Data records:
== Segment start ==

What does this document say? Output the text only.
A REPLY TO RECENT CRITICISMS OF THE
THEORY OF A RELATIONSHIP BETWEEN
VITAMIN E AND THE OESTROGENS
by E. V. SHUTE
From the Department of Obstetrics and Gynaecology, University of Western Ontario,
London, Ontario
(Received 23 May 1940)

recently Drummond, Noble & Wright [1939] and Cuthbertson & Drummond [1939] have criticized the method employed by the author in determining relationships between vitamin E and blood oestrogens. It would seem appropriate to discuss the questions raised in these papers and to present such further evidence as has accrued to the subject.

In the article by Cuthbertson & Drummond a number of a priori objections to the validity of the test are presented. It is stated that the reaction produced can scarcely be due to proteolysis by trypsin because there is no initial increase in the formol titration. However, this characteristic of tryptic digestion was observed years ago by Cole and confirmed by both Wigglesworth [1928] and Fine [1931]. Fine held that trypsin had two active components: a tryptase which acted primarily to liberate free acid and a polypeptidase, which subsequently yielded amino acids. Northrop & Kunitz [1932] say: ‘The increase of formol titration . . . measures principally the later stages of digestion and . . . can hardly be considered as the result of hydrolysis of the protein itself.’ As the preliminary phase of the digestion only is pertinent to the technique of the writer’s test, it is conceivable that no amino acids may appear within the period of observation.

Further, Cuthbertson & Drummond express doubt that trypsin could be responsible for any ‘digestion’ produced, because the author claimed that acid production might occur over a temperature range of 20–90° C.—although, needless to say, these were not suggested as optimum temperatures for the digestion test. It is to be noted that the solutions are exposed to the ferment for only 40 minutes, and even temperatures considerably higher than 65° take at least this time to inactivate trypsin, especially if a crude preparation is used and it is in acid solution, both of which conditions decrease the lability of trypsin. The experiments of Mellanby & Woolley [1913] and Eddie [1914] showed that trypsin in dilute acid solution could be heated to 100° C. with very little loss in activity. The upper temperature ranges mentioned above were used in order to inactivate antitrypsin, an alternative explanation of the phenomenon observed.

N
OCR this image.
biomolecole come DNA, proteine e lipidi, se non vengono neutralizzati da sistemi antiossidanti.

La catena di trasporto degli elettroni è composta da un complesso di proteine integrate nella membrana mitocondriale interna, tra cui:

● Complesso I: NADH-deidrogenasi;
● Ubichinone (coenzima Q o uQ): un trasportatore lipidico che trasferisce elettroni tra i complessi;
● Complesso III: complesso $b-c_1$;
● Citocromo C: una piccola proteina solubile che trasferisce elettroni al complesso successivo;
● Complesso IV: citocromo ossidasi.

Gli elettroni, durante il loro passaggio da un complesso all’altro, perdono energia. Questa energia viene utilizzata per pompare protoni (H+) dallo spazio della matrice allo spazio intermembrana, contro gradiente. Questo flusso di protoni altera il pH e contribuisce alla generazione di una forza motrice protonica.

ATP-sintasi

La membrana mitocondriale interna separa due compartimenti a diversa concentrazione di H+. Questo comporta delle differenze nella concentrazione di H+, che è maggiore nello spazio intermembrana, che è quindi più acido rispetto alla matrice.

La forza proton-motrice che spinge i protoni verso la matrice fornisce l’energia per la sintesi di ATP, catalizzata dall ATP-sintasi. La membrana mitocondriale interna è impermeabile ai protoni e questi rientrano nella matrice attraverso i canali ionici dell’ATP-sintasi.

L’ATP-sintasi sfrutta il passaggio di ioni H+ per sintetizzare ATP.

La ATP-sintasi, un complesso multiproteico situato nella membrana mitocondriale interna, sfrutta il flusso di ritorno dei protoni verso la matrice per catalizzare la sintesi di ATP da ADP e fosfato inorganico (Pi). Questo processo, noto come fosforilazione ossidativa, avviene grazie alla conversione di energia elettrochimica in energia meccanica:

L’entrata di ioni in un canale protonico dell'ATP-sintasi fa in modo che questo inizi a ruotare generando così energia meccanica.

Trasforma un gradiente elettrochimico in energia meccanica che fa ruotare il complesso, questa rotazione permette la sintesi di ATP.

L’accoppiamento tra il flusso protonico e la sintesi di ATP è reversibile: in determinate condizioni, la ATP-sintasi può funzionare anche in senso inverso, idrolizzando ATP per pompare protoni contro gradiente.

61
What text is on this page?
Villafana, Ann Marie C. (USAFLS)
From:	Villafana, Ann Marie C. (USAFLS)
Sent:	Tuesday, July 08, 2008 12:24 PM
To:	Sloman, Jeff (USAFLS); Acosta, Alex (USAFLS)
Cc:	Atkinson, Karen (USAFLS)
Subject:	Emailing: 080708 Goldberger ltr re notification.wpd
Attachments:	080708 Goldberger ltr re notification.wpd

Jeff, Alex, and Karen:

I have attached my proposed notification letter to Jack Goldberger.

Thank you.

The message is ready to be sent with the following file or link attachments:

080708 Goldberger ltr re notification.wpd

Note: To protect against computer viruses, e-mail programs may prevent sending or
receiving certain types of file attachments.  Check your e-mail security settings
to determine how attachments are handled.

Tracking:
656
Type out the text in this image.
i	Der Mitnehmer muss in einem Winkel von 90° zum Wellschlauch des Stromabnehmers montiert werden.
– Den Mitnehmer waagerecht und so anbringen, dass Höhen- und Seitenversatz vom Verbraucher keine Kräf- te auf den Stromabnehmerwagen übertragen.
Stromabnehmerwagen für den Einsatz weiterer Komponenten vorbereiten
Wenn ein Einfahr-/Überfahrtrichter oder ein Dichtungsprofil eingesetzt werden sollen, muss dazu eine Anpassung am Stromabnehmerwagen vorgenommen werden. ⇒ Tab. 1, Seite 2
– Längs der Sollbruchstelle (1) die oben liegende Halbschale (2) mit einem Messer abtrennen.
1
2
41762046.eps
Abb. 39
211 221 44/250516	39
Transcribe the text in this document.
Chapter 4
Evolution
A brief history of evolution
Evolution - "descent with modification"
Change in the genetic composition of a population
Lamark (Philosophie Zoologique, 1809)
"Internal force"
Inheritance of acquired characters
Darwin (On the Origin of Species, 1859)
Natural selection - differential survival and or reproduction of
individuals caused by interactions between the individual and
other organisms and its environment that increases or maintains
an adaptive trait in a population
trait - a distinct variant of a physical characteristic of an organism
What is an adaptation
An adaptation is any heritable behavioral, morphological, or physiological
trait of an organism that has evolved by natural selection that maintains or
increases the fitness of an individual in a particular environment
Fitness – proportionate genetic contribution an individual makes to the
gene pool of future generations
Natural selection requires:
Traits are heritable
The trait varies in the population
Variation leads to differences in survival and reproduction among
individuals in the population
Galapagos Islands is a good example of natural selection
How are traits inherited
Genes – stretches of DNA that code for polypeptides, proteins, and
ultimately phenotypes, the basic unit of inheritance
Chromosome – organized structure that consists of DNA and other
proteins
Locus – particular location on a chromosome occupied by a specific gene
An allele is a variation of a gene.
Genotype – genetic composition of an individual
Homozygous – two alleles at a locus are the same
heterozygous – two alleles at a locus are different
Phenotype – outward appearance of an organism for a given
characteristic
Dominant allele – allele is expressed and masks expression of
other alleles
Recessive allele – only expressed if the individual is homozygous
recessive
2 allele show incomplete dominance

== Segment end ==

**The problem**
Type the records again in full, matching them exactly.

**Reply to the task**
What does this document say? Output the text only.
A REPLY TO RECENT CRITICISMS OF THE
THEORY OF A RELATIONSHIP BETWEEN
VITAMIN E AND THE OESTROGENS
by E. V. SHUTE
From the Department of Obstetrics and Gynaecology, University of Western Ontario,
London, Ontario
(Received 23 May 1940)

recently Drummond, Noble & Wright [1939] and Cuthbertson & Drummond [1939] have criticized the method employed by the author in determining relationships between vitamin E and blood oestrogens. It would seem appropriate to discuss the questions raised in these papers and to present such further evidence as has accrued to the subject.

In the article by Cuthbertson & Drummond a number of a priori objections to the validity of the test are presented. It is stated that the reaction produced can scarcely be due to proteolysis by trypsin because there is no initial increase in the formol titration. However, this characteristic of tryptic digestion was observed years ago by Cole and confirmed by both Wigglesworth [1928] and Fine [1931]. Fine held that trypsin had two active components: a tryptase which acted primarily to liberate free acid and a polypeptidase, which subsequently yielded amino acids. Northrop & Kunitz [1932] say: ‘The increase of formol titration . . . measures principally the later stages of digestion and . . . can hardly be considered as the result of hydrolysis of the protein itself.’ As the preliminary phase of the digestion only is pertinent to the technique of the writer’s test, it is conceivable that no amino acids may appear within the period of observation.

Further, Cuthbertson & Drummond express doubt that trypsin could be responsible for any ‘digestion’ produced, because the author claimed that acid production might occur over a temperature range of 20–90° C.—although, needless to say, these were not suggested as optimum temperatures for the digestion test. It is to be noted that the solutions are exposed to the ferment for only 40 minutes, and even temperatures considerably higher than 65° take at least this time to inactivate trypsin, especially if a crude preparation is used and it is in acid solution, both of which conditions decrease the lability of trypsin. The experiments of Mellanby & Woolley [1913] and Eddie [1914] showed that trypsin in dilute acid solution could be heated to 100° C. with very little loss in activity. The upper temperature ranges mentioned above were used in order to inactivate antitrypsin, an alternative explanation of the phenomenon observed.

N
OCR this image.
biomolecole come DNA, proteine e lipidi, se non vengono neutralizzati da sistemi antiossidanti.

La catena di trasporto degli elettroni è composta da un complesso di proteine integrate nella membrana mitocondriale interna, tra cui:

● Complesso I: NADH-deidrogenasi;
● Ubichinone (coenzima Q o uQ): un trasportatore lipidico che trasferisce elettroni tra i complessi;
● Complesso III: complesso $b-c_1$;
● Citocromo C: una piccola proteina solubile che trasferisce elettroni al complesso successivo;
● Complesso IV: citocromo ossidasi.

Gli elettroni, durante il loro passaggio da un complesso all’altro, perdono energia. Questa energia viene utilizzata per pompare protoni (H+) dallo spazio della matrice allo spazio intermembrana, contro gradiente. Questo flusso di protoni altera il pH e contribuisce alla generazione di una forza motrice protonica.

ATP-sintasi

La membrana mitocondriale interna separa due compartimenti a diversa concentrazione di H+. Questo comporta delle differenze nella concentrazione di H+, che è maggiore nello spazio intermembrana, che è quindi più acido rispetto alla matrice.

La forza proton-motrice che spinge i protoni verso la matrice fornisce l’energia per la sintesi di ATP, catalizzata dall ATP-sintasi. La membrana mitocondriale interna è impermeabile ai protoni e questi rientrano nella matrice attraverso i canali ionici dell’ATP-sintasi.

L’ATP-sintasi sfrutta il passaggio di ioni H+ per sintetizzare ATP.

La ATP-sintasi, un complesso multiproteico situato nella membrana mitocondriale interna, sfrutta il flusso di ritorno dei protoni verso la matrice per catalizzare la sintesi di ATP da ADP e fosfato inorganico (Pi). Questo processo, noto come fosforilazione ossidativa, avviene grazie alla conversione di energia elettrochimica in energia meccanica:

L’entrata di ioni in un canale protonico dell'ATP-sintasi fa in modo che questo inizi a ruotare generando così energia meccanica.

Trasforma un gradiente elettrochimico in energia meccanica che fa ruotare il complesso, questa rotazione permette la sintesi di ATP.

L’accoppiamento tra il flusso protonico e la sintesi di ATP è reversibile: in determinate condizioni, la ATP-sintasi può funzionare anche in senso inverso, idrolizzando ATP per pompare protoni contro gradiente.

61
What text is on this page?
Villafana, Ann Marie C. (USAFLS)
From:	Villafana, Ann Marie C. (USAFLS)
Sent:	Tuesday, July 08, 2008 12:24 PM
To:	Sloman, Jeff (USAFLS); Acosta, Alex (USAFLS)
Cc:	Atkinson, Karen (USAFLS)
Subject:	Emailing: 080708 Goldberger ltr re notification.wpd
Attachments:	080708 Goldberger ltr re notification.wpd

Jeff, Alex, and Karen:

I have attached my proposed notification letter to Jack Goldberger.

Thank you.

The message is ready to be sent with the following file or link attachments:

080708 Goldberger ltr re notification.wpd

Note: To protect against computer viruses, e-mail programs may prevent sending or
receiving certain types of file attachments.  Check your e-mail security settings
to determine how attachments are handled.

Tracking:
656
Type out the text in this image.
i	Der Mitnehmer muss in einem Winkel von 90° zum Wellschlauch des Stromabnehmers montiert werden.
– Den Mitnehmer waagerecht und so anbringen, dass Höhen- und Seitenversatz vom Verbraucher keine Kräf- te auf den Stromabnehmerwagen übertragen.
Stromabnehmerwagen für den Einsatz weiterer Komponenten vorbereiten
Wenn ein Einfahr-/Überfahrtrichter oder ein Dichtungsprofil eingesetzt werden sollen, muss dazu eine Anpassung am Stromabnehmerwagen vorgenommen werden. ⇒ Tab. 1, Seite 2
– Längs der Sollbruchstelle (1) die oben liegende Halbschale (2) mit einem Messer abtrennen.
1
2
41762046.eps
Abb. 39
211 221 44/250516	39
Transcribe the text in this document.
Chapter 4
Evolution
A brief history of evolution
Evolution - "descent with modification"
Change in the genetic composition of a population
Lamark (Philosophie Zoologique, 1809)
"Internal force"
Inheritance of acquired characters
Darwin (On the Origin of Species, 1859)
Natural selection - differential survival and or reproduction of
individuals caused by interactions between the individual and
other organisms and its environment that increases or maintains
an adaptive trait in a population
trait - a distinct variant of a physical characteristic of an organism
What is an adaptation
An adaptation is any heritable behavioral, morphological, or physiological
trait of an organism that has evolved by natural selection that maintains or
increases the fitness of an individual in a particular environment
Fitness – proportionate genetic contribution an individual makes to the
gene pool of future generations
Natural selection requires:
Traits are heritable
The trait varies in the population
Variation leads to differences in survival and reproduction among
individuals in the population
Galapagos Islands is a good example of natural selection
How are traits inherited
Genes – stretches of DNA that code for polypeptides, proteins, and
ultimately phenotypes, the basic unit of inheritance
Chromosome – organized structure that consists of DNA and other
proteins
Locus – particular location on a chromosome occupied by a specific gene
An allele is a variation of a gene.
Genotype – genetic composition of an individual
Homozygous – two alleles at a locus are the same
heterozygous – two alleles at a locus are different
Phenotype – outward appearance of an organism for a given
characteristic
Dominant allele – allele is expressed and masks expression of
other alleles
Recessive allele – only expressed if the individual is homozygous
recessive
2 allele show incomplete dominance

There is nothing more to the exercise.